Gather the lines that hold the string "from".

+++

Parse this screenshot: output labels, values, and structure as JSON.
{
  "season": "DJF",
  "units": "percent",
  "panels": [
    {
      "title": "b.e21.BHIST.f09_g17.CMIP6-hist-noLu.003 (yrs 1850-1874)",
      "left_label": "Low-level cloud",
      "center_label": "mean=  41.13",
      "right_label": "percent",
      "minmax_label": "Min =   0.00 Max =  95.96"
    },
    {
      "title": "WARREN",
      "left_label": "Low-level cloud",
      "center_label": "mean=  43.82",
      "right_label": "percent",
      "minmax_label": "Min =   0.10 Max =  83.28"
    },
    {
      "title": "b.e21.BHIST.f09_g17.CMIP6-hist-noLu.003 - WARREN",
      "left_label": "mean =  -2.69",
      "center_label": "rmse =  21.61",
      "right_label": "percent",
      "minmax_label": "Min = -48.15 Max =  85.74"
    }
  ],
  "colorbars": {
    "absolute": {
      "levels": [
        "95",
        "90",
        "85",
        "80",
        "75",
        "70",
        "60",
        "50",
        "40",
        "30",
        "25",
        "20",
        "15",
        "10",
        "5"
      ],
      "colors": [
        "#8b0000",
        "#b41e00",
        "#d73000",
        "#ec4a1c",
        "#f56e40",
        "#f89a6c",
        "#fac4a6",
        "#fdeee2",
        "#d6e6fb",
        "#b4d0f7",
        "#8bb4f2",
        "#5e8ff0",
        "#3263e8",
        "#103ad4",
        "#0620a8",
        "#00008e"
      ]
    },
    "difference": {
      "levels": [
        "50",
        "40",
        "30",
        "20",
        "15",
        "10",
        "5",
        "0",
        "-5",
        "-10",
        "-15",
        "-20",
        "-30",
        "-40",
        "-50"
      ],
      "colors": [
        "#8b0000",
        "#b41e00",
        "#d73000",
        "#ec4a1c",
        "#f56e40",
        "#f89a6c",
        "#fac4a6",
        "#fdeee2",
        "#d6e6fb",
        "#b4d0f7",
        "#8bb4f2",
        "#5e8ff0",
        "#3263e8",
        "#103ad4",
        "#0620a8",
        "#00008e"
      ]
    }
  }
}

+++

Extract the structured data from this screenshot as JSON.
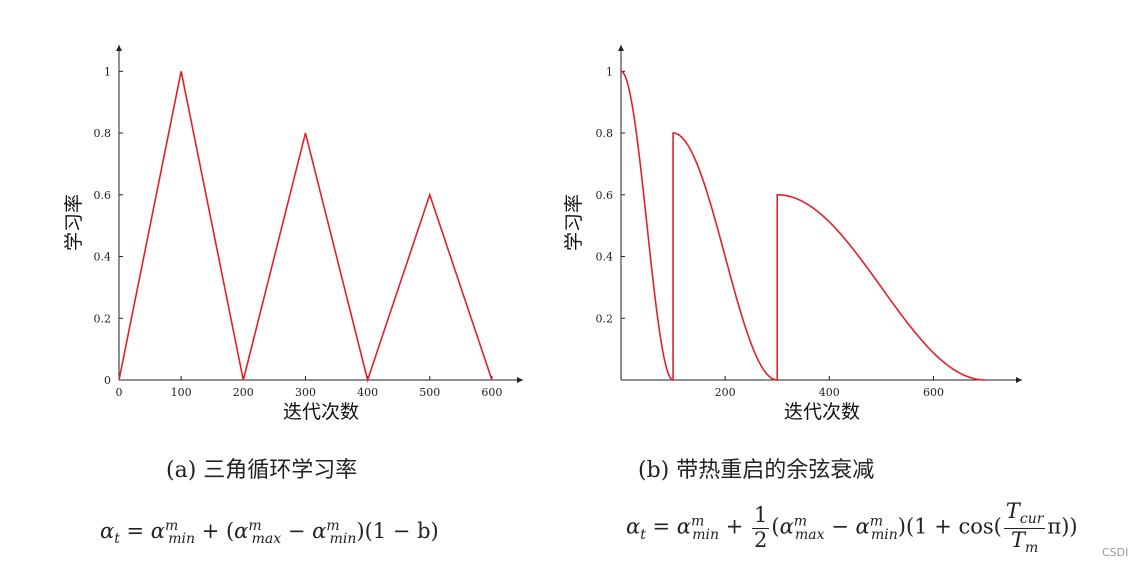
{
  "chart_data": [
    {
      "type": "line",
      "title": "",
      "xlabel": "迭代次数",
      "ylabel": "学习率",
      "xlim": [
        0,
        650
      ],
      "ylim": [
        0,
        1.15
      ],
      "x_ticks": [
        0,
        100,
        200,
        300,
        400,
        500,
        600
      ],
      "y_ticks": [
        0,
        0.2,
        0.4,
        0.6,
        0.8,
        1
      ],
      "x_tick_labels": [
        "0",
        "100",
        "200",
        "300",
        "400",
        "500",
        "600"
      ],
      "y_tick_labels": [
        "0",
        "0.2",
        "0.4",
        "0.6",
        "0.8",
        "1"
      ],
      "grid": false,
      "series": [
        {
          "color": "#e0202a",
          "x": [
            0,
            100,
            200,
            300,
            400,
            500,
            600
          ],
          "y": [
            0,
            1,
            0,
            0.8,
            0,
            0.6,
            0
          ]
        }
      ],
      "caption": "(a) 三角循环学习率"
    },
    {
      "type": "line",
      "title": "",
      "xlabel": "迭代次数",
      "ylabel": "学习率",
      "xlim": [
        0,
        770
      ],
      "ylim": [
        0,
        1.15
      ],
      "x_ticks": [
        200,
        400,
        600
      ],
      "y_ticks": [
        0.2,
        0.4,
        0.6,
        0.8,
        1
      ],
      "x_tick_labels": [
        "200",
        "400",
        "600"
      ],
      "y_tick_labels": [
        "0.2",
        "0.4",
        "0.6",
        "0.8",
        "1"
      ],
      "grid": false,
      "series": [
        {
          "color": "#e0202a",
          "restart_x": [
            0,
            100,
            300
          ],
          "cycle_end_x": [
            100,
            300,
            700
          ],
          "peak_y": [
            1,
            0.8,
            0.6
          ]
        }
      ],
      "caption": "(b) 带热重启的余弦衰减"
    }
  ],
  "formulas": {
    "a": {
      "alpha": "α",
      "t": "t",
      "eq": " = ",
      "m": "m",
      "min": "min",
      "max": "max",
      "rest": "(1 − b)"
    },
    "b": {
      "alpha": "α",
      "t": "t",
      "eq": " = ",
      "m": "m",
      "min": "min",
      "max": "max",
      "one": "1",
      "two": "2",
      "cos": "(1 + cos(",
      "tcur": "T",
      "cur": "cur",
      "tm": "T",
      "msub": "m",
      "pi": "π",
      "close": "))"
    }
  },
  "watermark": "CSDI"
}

+++

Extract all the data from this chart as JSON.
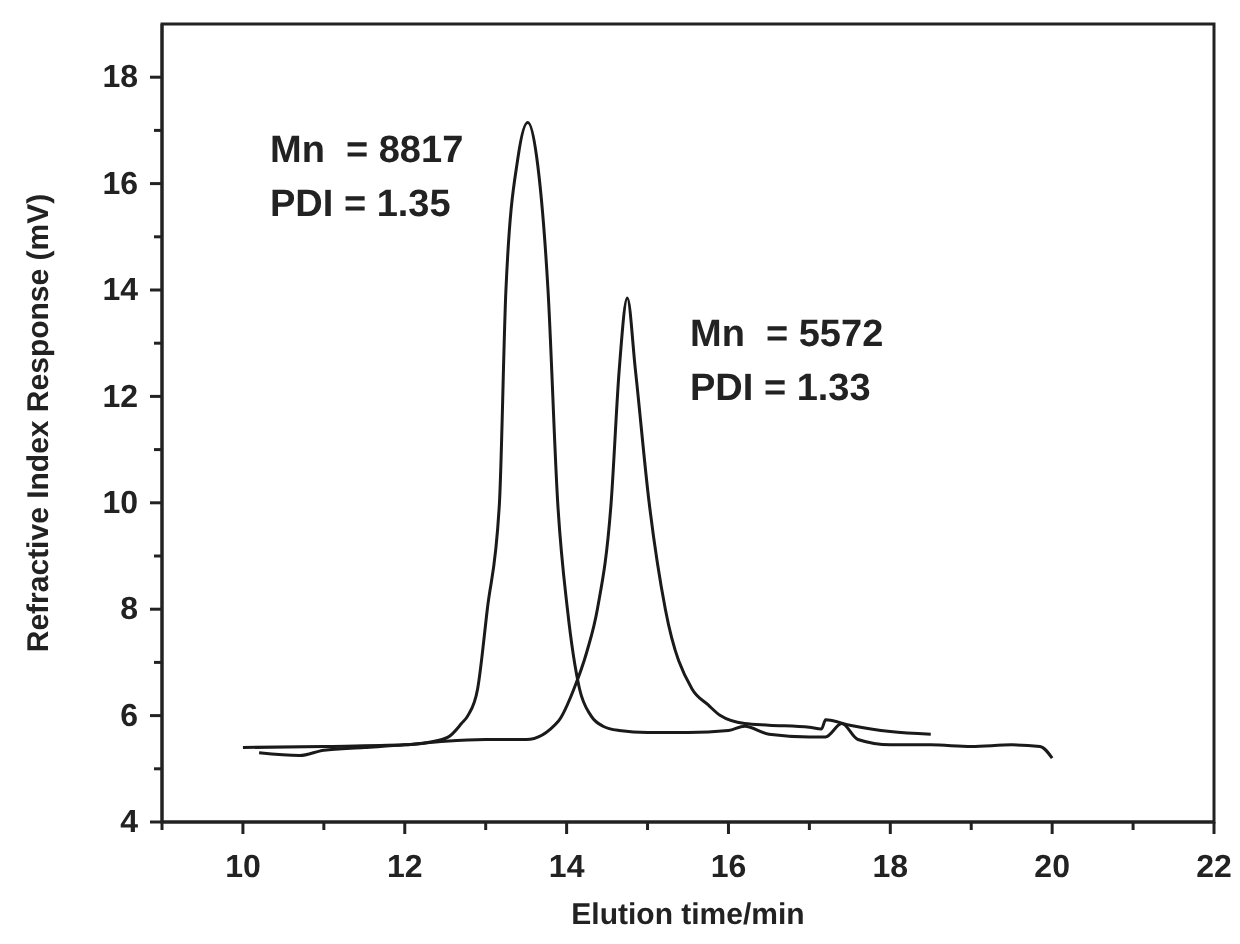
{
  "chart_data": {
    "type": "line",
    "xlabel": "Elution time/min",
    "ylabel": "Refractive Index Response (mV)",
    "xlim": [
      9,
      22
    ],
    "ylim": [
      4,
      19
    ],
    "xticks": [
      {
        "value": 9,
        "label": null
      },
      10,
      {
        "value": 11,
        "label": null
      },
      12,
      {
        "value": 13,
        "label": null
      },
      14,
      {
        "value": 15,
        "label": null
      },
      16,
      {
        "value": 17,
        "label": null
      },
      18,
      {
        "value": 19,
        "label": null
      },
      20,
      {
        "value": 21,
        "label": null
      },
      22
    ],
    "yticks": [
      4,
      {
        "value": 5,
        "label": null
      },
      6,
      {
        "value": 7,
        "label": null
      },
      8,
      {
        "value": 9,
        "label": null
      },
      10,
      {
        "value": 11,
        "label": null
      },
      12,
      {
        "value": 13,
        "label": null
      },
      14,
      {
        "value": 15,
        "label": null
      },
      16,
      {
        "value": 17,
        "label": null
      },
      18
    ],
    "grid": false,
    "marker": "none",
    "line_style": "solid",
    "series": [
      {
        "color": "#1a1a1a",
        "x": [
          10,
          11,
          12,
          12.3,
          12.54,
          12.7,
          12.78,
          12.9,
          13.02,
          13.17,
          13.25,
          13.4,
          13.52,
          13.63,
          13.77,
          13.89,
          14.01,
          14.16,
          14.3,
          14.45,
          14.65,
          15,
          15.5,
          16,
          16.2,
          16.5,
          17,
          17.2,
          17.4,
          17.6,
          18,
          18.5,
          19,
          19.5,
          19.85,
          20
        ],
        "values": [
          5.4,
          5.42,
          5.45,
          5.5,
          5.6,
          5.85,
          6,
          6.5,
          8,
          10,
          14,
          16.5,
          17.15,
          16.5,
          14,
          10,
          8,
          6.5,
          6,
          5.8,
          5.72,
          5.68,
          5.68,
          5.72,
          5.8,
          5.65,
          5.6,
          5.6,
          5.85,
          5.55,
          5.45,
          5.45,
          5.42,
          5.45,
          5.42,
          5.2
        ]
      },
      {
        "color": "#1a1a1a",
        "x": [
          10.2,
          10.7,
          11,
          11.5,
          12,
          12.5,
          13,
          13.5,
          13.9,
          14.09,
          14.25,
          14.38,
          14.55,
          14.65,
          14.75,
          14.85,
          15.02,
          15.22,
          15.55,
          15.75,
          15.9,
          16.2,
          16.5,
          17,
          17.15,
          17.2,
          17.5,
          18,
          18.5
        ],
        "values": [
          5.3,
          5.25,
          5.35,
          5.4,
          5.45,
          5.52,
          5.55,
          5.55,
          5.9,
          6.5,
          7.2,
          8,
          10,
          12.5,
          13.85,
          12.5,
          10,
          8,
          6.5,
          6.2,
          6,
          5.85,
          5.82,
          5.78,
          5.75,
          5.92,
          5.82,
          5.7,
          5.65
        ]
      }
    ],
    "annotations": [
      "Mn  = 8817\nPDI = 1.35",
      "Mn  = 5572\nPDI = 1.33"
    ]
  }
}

+++

_THE RESULT:_
Extract the structured data from this screenshot as JSON.
Extract all the data from this chart as JSON.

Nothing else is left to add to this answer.